§ **Problem to work on**:
Give the material once more, word for word, without any images.

§ **Data for the task**:
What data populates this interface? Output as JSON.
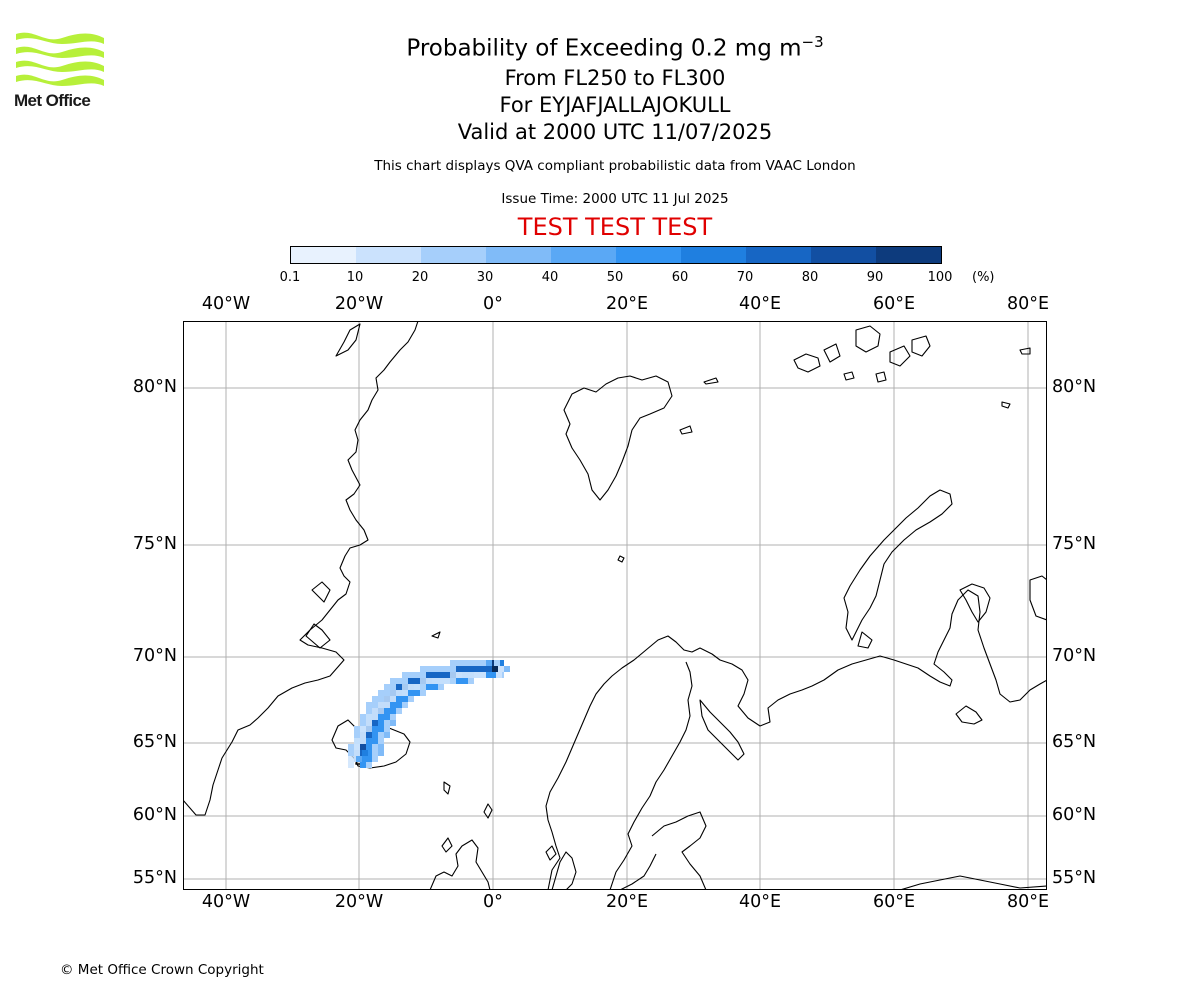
{
  "logo": {
    "name": "Met Office",
    "colors": [
      "#b7f03a",
      "#1a1a1a"
    ]
  },
  "title": {
    "line1_prefix": "Probability of Exceeding 0.2 mg m",
    "line1_sup": "−3",
    "line2": "From FL250 to FL300",
    "line3": "For EYJAFJALLAJOKULL",
    "line4": "Valid at 2000 UTC 11/07/2025"
  },
  "description": "This chart displays QVA compliant probabilistic data from VAAC London",
  "issue_time": "Issue Time: 2000 UTC 11 Jul 2025",
  "test_banner": {
    "text": "TEST TEST TEST",
    "color": "#e00000"
  },
  "colorbar": {
    "labels": [
      "0.1",
      "10",
      "20",
      "30",
      "40",
      "50",
      "60",
      "70",
      "80",
      "90",
      "100"
    ],
    "unit": "(%)",
    "colors": [
      "#e8f2fe",
      "#cbe2fd",
      "#a6cffb",
      "#80bbf8",
      "#5aa8f5",
      "#3394f2",
      "#1f7fe0",
      "#1766c4",
      "#124fa2",
      "#0d3b7d",
      "#082a59"
    ]
  },
  "map": {
    "lon_labels": [
      "40°W",
      "20°W",
      "0°",
      "20°E",
      "40°E",
      "60°E",
      "80°E"
    ],
    "lat_labels": [
      "80°N",
      "75°N",
      "70°N",
      "65°N",
      "60°N",
      "55°N"
    ],
    "grid": true,
    "land_color": "#ffffff",
    "coast_color": "#000000",
    "grid_color": "#b0b0b0",
    "volcano": "EYJAFJALLAJOKULL",
    "plume_color": "#0d3b7d"
  },
  "copyright": "© Met Office Crown Copyright"
}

§ **Output**:
What data populates this interface? Output as JSON.
{
  "logo": {
    "name": "Met Office",
    "colors": [
      "#b7f03a",
      "#1a1a1a"
    ]
  },
  "title": {
    "line1_prefix": "Probability of Exceeding 0.2 mg m",
    "line1_sup": "−3",
    "line2": "From FL250 to FL300",
    "line3": "For EYJAFJALLAJOKULL",
    "line4": "Valid at 2000 UTC 11/07/2025"
  },
  "description": "This chart displays QVA compliant probabilistic data from VAAC London",
  "issue_time": "Issue Time: 2000 UTC 11 Jul 2025",
  "test_banner": {
    "text": "TEST TEST TEST",
    "color": "#e00000"
  },
  "colorbar": {
    "labels": [
      "0.1",
      "10",
      "20",
      "30",
      "40",
      "50",
      "60",
      "70",
      "80",
      "90",
      "100"
    ],
    "unit": "(%)",
    "colors": [
      "#e8f2fe",
      "#cbe2fd",
      "#a6cffb",
      "#80bbf8",
      "#5aa8f5",
      "#3394f2",
      "#1f7fe0",
      "#1766c4",
      "#124fa2",
      "#0d3b7d",
      "#082a59"
    ]
  },
  "map": {
    "lon_labels": [
      "40°W",
      "20°W",
      "0°",
      "20°E",
      "40°E",
      "60°E",
      "80°E"
    ],
    "lat_labels": [
      "80°N",
      "75°N",
      "70°N",
      "65°N",
      "60°N",
      "55°N"
    ],
    "grid": true,
    "land_color": "#ffffff",
    "coast_color": "#000000",
    "grid_color": "#b0b0b0",
    "volcano": "EYJAFJALLAJOKULL",
    "plume_color": "#0d3b7d"
  },
  "copyright": "© Met Office Crown Copyright"
}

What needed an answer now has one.